• [Work to be completed]: Can the data below be set down again exactly, line for line?
----- Extracted records
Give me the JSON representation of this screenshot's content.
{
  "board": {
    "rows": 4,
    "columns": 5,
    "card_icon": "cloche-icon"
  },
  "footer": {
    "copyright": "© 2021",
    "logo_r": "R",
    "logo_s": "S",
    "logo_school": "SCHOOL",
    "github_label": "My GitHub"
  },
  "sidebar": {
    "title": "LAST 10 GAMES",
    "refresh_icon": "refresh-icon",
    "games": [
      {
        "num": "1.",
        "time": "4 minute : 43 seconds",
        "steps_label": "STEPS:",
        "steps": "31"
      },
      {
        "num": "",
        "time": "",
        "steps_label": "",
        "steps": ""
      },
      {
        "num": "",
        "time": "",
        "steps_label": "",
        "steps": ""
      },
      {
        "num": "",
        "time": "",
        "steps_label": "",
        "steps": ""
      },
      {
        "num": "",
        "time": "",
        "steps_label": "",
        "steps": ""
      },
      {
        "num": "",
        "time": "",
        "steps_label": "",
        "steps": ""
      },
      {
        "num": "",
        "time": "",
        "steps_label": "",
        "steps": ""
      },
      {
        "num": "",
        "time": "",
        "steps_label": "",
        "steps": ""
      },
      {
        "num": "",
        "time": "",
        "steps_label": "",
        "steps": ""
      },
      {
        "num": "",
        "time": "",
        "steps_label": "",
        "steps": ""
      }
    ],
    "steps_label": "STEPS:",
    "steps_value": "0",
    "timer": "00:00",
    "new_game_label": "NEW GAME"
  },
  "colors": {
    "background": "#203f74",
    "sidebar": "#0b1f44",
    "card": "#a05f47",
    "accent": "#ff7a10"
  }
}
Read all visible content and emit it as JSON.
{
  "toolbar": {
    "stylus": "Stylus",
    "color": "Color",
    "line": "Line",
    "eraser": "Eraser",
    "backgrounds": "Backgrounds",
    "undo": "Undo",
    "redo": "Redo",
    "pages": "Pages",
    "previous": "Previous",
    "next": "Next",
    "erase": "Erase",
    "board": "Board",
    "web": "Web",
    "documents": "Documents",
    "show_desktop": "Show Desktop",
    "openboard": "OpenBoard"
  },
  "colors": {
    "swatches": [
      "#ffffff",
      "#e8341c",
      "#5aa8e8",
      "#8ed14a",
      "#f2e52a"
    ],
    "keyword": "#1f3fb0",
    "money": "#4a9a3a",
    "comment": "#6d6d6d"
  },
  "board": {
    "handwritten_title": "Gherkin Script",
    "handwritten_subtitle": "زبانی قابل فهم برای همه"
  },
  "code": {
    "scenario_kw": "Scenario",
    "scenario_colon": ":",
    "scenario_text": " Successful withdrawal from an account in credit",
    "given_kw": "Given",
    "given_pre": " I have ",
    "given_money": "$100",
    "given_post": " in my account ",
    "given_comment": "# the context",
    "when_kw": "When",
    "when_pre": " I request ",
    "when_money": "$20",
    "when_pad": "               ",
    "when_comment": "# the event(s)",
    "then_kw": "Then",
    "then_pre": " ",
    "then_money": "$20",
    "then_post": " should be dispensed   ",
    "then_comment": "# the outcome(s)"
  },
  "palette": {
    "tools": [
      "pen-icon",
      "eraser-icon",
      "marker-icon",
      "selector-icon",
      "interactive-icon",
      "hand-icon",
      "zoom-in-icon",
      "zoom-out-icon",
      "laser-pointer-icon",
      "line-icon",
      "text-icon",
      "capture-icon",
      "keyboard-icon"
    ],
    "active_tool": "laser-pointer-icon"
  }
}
----------
• [Response to this exercise]:
Give me the JSON representation of this screenshot's content.
{
  "board": {
    "rows": 4,
    "columns": 5,
    "card_icon": "cloche-icon"
  },
  "footer": {
    "copyright": "© 2021",
    "logo_r": "R",
    "logo_s": "S",
    "logo_school": "SCHOOL",
    "github_label": "My GitHub"
  },
  "sidebar": {
    "title": "LAST 10 GAMES",
    "refresh_icon": "refresh-icon",
    "games": [
      {
        "num": "1.",
        "time": "4 minute : 43 seconds",
        "steps_label": "STEPS:",
        "steps": "31"
      },
      {
        "num": "",
        "time": "",
        "steps_label": "",
        "steps": ""
      },
      {
        "num": "",
        "time": "",
        "steps_label": "",
        "steps": ""
      },
      {
        "num": "",
        "time": "",
        "steps_label": "",
        "steps": ""
      },
      {
        "num": "",
        "time": "",
        "steps_label": "",
        "steps": ""
      },
      {
        "num": "",
        "time": "",
        "steps_label": "",
        "steps": ""
      },
      {
        "num": "",
        "time": "",
        "steps_label": "",
        "steps": ""
      },
      {
        "num": "",
        "time": "",
        "steps_label": "",
        "steps": ""
      },
      {
        "num": "",
        "time": "",
        "steps_label": "",
        "steps": ""
      },
      {
        "num": "",
        "time": "",
        "steps_label": "",
        "steps": ""
      }
    ],
    "steps_label": "STEPS:",
    "steps_value": "0",
    "timer": "00:00",
    "new_game_label": "NEW GAME"
  },
  "colors": {
    "background": "#203f74",
    "sidebar": "#0b1f44",
    "card": "#a05f47",
    "accent": "#ff7a10"
  }
}
Read all visible content and emit it as JSON.
{
  "toolbar": {
    "stylus": "Stylus",
    "color": "Color",
    "line": "Line",
    "eraser": "Eraser",
    "backgrounds": "Backgrounds",
    "undo": "Undo",
    "redo": "Redo",
    "pages": "Pages",
    "previous": "Previous",
    "next": "Next",
    "erase": "Erase",
    "board": "Board",
    "web": "Web",
    "documents": "Documents",
    "show_desktop": "Show Desktop",
    "openboard": "OpenBoard"
  },
  "colors": {
    "swatches": [
      "#ffffff",
      "#e8341c",
      "#5aa8e8",
      "#8ed14a",
      "#f2e52a"
    ],
    "keyword": "#1f3fb0",
    "money": "#4a9a3a",
    "comment": "#6d6d6d"
  },
  "board": {
    "handwritten_title": "Gherkin Script",
    "handwritten_subtitle": "زبانی قابل فهم برای همه"
  },
  "code": {
    "scenario_kw": "Scenario",
    "scenario_colon": ":",
    "scenario_text": " Successful withdrawal from an account in credit",
    "given_kw": "Given",
    "given_pre": " I have ",
    "given_money": "$100",
    "given_post": " in my account ",
    "given_comment": "# the context",
    "when_kw": "When",
    "when_pre": " I request ",
    "when_money": "$20",
    "when_pad": "               ",
    "when_comment": "# the event(s)",
    "then_kw": "Then",
    "then_pre": " ",
    "then_money": "$20",
    "then_post": " should be dispensed   ",
    "then_comment": "# the outcome(s)"
  },
  "palette": {
    "tools": [
      "pen-icon",
      "eraser-icon",
      "marker-icon",
      "selector-icon",
      "interactive-icon",
      "hand-icon",
      "zoom-in-icon",
      "zoom-out-icon",
      "laser-pointer-icon",
      "line-icon",
      "text-icon",
      "capture-icon",
      "keyboard-icon"
    ],
    "active_tool": "laser-pointer-icon"
  }
}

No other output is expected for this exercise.